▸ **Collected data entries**
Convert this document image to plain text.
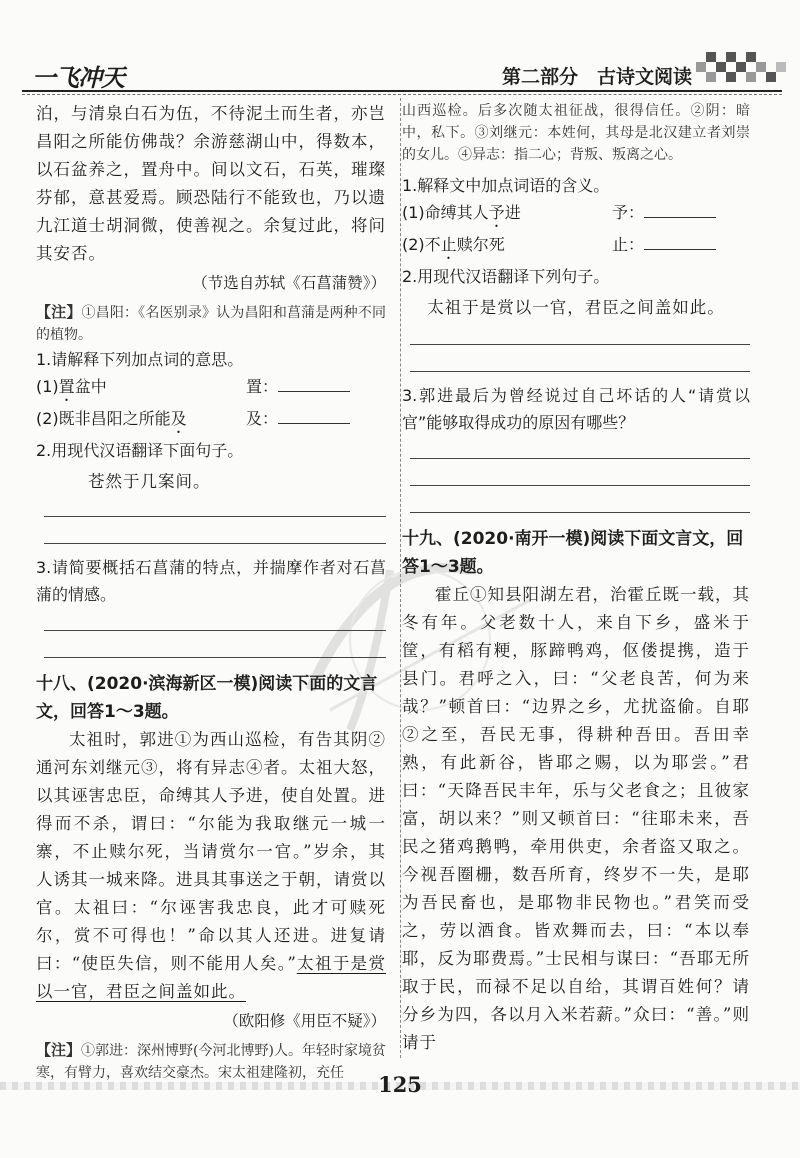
一飞冲天	第二部分　古诗文阅读

泊，与清泉白石为伍，不待泥土而生者，亦岂昌阳之所能仿佛哉？余游慈湖山中，得数本，以石盆养之，置舟中。间以文石，石英，璀璨芬郁，意甚爱焉。顾恐陆行不能致也，乃以遗九江道士胡洞微，使善视之。余复过此，将问其安否。

（节选自苏轼《石菖蒲赞》）

【注】①昌阳：《名医别录》认为昌阳和菖蒲是两种不同的植物。

1.请解释下列加点词的意思。

(1)置盆中	置：
(2)既非昌阳之所能及	及：

2.用现代汉语翻译下面句子。

苍然于几案间。

3.请简要概括石菖蒲的特点，并揣摩作者对石菖蒲的情感。

十八、(2020·滨海新区一模)阅读下面的文言文，回答1～3题。

太祖时，郭进①为西山巡检，有告其阴②通河东刘继元③，将有异志④者。太祖大怒，以其诬害忠臣，命缚其人予进，使自处置。进得而不杀，谓曰：“尔能为我取继元一城一寨，不止赎尔死，当请赏尔一官。”岁余，其人诱其一城来降。进具其事送之于朝，请赏以官。太祖曰：“尔诬害我忠良，此才可赎死尔，赏不可得也！”命以其人还进。进复请曰：“使臣失信，则不能用人矣。”太祖于是赏以一官，君臣之间盖如此。

（欧阳修《用臣不疑》）

【注】①郭进：深州博野(今河北博野)人。年轻时家境贫寒，有臂力，喜欢结交豪杰。宋太祖建隆初，充任

山西巡检。后多次随太祖征战，很得信任。②阴：暗中，私下。③刘继元：本姓何，其母是北汉建立者刘崇的女儿。④异志：指二心；背叛、叛离之心。

1.解释文中加点词语的含义。

(1)命缚其人予进	予：
(2)不止赎尔死	止：

2.用现代汉语翻译下列句子。

太祖于是赏以一官，君臣之间盖如此。

3.郭进最后为曾经说过自己坏话的人“请赏以官”能够取得成功的原因有哪些？

十九、(2020·南开一模)阅读下面文言文，回答1～3题。

霍丘①知县阳湖左君，治霍丘既一载，其冬有年。父老数十人，来自下乡，盛米于筐，有稻有粳，豚蹄鸭鸡，伛偻提携，造于县门。君呼之入，曰：“父老良苦，何为来哉？”顿首曰：“边界之乡，尤扰盗偷。自耶②之至，吾民无事，得耕种吾田。吾田幸熟，有此新谷，皆耶之赐，以为耶尝。”君曰：“天降吾民丰年，乐与父老食之；且彼家富，胡以来？”则又顿首曰：“往耶未来，吾民之猪鸡鹅鸭，牵用供吏，余者盗又取之。今视吾圈栅，数吾所育，终岁不一失，是耶为吾民畜也，是耶物非民物也。”君笑而受之，劳以酒食。皆欢舞而去，曰：“本以奉耶，反为耶费焉。”士民相与谋曰：“吾耶无所取于民，而禄不足以自给，其谓百姓何？请分乡为四，各以月入米若薪。”众曰：“善。”则请于

125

▸ **YOUR TASK**
Give every line above again exactly, with no pictures.

▸ **OUTPUT**
Convert this document image to plain text.
一飞冲天	第二部分　古诗文阅读

泊，与清泉白石为伍，不待泥土而生者，亦岂昌阳之所能仿佛哉？余游慈湖山中，得数本，以石盆养之，置舟中。间以文石，石英，璀璨芬郁，意甚爱焉。顾恐陆行不能致也，乃以遗九江道士胡洞微，使善视之。余复过此，将问其安否。

（节选自苏轼《石菖蒲赞》）

【注】①昌阳：《名医别录》认为昌阳和菖蒲是两种不同的植物。

1.请解释下列加点词的意思。

(1)置盆中	置：
(2)既非昌阳之所能及	及：

2.用现代汉语翻译下面句子。

苍然于几案间。

3.请简要概括石菖蒲的特点，并揣摩作者对石菖蒲的情感。

十八、(2020·滨海新区一模)阅读下面的文言文，回答1～3题。

太祖时，郭进①为西山巡检，有告其阴②通河东刘继元③，将有异志④者。太祖大怒，以其诬害忠臣，命缚其人予进，使自处置。进得而不杀，谓曰：“尔能为我取继元一城一寨，不止赎尔死，当请赏尔一官。”岁余，其人诱其一城来降。进具其事送之于朝，请赏以官。太祖曰：“尔诬害我忠良，此才可赎死尔，赏不可得也！”命以其人还进。进复请曰：“使臣失信，则不能用人矣。”太祖于是赏以一官，君臣之间盖如此。

（欧阳修《用臣不疑》）

【注】①郭进：深州博野(今河北博野)人。年轻时家境贫寒，有臂力，喜欢结交豪杰。宋太祖建隆初，充任

山西巡检。后多次随太祖征战，很得信任。②阴：暗中，私下。③刘继元：本姓何，其母是北汉建立者刘崇的女儿。④异志：指二心；背叛、叛离之心。

1.解释文中加点词语的含义。

(1)命缚其人予进	予：
(2)不止赎尔死	止：

2.用现代汉语翻译下列句子。

太祖于是赏以一官，君臣之间盖如此。

3.郭进最后为曾经说过自己坏话的人“请赏以官”能够取得成功的原因有哪些？

十九、(2020·南开一模)阅读下面文言文，回答1～3题。

霍丘①知县阳湖左君，治霍丘既一载，其冬有年。父老数十人，来自下乡，盛米于筐，有稻有粳，豚蹄鸭鸡，伛偻提携，造于县门。君呼之入，曰：“父老良苦，何为来哉？”顿首曰：“边界之乡，尤扰盗偷。自耶②之至，吾民无事，得耕种吾田。吾田幸熟，有此新谷，皆耶之赐，以为耶尝。”君曰：“天降吾民丰年，乐与父老食之；且彼家富，胡以来？”则又顿首曰：“往耶未来，吾民之猪鸡鹅鸭，牵用供吏，余者盗又取之。今视吾圈栅，数吾所育，终岁不一失，是耶为吾民畜也，是耶物非民物也。”君笑而受之，劳以酒食。皆欢舞而去，曰：“本以奉耶，反为耶费焉。”士民相与谋曰：“吾耶无所取于民，而禄不足以自给，其谓百姓何？请分乡为四，各以月入米若薪。”众曰：“善。”则请于

125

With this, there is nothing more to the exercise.